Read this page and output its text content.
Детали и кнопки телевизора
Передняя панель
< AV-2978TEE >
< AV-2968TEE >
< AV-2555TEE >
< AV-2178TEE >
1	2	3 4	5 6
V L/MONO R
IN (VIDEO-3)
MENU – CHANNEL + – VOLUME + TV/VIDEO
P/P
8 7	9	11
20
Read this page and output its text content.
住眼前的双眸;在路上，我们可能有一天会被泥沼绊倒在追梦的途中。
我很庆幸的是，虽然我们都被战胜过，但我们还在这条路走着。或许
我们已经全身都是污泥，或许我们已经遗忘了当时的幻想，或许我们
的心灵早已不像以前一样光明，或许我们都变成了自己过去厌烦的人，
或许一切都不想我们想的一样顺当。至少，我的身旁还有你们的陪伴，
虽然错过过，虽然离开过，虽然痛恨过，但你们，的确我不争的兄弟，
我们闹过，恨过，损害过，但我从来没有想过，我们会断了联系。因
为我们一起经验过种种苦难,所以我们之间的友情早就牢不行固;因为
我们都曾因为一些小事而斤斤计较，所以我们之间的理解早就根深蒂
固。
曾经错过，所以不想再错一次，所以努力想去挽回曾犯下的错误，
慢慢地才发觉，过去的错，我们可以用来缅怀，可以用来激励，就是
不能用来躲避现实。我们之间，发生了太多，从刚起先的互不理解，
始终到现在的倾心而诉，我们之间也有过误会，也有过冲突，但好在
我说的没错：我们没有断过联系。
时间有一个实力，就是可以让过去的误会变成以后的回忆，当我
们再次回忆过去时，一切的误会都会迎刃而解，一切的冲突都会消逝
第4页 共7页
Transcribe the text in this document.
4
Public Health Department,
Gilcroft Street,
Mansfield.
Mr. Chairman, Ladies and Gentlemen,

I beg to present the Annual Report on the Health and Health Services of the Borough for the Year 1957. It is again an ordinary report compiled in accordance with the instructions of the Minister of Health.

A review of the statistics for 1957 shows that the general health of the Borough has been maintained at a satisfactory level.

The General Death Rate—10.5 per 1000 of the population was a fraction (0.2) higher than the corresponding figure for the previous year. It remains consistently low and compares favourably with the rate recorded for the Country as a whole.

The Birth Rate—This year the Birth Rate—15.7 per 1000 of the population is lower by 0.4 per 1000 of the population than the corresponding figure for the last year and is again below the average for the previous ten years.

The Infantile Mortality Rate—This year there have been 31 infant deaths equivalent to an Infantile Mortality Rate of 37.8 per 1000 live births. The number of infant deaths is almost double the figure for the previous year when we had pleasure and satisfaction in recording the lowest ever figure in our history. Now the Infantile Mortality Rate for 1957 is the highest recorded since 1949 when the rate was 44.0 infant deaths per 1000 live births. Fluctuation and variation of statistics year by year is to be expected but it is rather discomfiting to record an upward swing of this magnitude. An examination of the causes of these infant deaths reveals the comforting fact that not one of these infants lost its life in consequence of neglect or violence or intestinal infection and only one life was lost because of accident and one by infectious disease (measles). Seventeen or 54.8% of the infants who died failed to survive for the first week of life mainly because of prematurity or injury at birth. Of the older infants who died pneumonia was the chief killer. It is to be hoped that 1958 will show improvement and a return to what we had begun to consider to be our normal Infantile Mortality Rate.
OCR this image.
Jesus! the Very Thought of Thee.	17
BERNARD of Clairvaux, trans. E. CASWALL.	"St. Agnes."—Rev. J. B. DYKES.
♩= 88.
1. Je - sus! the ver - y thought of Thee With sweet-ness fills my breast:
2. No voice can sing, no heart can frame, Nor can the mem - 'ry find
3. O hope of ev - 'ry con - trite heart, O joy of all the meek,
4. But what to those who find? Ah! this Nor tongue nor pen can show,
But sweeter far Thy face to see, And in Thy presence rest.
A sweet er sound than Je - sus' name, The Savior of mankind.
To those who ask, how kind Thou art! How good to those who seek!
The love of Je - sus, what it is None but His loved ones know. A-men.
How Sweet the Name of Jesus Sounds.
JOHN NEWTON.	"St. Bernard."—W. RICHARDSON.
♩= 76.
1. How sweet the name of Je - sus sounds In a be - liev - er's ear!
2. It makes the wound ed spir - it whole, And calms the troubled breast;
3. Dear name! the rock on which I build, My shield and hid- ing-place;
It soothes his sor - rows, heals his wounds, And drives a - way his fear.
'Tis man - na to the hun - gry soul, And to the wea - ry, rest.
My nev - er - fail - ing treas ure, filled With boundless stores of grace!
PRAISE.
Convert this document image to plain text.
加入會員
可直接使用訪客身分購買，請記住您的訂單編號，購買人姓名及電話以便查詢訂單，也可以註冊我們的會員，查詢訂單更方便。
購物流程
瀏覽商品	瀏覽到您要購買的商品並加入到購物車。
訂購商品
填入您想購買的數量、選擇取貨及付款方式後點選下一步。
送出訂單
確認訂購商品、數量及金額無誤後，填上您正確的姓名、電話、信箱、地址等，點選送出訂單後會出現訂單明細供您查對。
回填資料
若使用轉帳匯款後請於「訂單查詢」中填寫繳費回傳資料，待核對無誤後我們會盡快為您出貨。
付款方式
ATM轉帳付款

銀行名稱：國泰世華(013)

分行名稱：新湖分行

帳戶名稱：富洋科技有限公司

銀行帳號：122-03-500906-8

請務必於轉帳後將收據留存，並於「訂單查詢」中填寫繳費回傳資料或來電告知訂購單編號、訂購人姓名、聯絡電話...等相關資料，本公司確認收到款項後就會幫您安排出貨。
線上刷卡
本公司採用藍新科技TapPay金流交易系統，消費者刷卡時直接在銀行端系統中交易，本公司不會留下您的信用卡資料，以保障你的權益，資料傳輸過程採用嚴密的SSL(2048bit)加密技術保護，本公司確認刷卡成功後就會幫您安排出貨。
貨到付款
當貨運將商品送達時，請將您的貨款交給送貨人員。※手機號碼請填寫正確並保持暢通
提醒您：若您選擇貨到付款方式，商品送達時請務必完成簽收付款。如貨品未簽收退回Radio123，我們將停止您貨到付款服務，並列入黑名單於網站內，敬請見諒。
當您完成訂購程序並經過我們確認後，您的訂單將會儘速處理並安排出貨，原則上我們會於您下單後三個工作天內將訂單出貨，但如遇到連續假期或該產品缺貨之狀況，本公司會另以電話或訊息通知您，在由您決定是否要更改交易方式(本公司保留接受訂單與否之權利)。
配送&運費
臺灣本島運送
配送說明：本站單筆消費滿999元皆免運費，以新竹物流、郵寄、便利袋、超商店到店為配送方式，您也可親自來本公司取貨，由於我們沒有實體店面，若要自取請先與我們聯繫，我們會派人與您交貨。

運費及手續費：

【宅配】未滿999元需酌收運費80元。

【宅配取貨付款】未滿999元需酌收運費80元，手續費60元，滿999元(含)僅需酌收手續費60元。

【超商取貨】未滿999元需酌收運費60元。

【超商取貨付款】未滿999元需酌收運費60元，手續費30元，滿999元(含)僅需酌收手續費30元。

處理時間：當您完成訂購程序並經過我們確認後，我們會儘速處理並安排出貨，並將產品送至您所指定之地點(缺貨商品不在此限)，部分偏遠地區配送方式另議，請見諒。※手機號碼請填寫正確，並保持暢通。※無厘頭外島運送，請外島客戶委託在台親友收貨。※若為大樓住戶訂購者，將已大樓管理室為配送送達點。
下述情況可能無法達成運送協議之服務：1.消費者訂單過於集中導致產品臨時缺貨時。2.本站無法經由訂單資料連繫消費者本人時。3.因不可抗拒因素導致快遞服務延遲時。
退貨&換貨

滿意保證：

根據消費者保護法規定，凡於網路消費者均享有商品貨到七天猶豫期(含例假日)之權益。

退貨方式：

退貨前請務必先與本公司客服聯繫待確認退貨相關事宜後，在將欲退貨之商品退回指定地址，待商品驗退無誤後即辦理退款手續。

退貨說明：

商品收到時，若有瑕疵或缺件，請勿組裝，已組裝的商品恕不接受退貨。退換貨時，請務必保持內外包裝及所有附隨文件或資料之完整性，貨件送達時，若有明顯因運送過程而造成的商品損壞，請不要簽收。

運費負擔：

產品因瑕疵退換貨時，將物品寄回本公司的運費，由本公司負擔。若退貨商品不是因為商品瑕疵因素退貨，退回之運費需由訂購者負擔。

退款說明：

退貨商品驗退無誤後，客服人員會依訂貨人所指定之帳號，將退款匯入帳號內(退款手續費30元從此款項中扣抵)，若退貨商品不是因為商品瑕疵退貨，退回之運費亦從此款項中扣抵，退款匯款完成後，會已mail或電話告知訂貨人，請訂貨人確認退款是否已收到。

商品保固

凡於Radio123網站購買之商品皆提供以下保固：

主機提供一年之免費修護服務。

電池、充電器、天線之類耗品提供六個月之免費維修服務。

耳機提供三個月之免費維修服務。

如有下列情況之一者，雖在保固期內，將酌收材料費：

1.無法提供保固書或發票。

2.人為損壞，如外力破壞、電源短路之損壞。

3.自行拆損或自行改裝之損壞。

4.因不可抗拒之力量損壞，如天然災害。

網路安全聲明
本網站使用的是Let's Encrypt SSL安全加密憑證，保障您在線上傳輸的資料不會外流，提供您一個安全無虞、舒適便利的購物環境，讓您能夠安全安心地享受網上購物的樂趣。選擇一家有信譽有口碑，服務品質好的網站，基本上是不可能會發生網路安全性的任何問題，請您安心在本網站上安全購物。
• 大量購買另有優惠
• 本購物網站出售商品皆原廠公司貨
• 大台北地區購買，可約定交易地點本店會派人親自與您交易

===============

Exercise task: Search the records for the word "rest" and copy every line where it occurs.

Solution for this exercise:
But sweeter far Thy face to see, And in Thy presence rest.
'Tis man - na to the hun - gry soul, And to the wea - ry, rest.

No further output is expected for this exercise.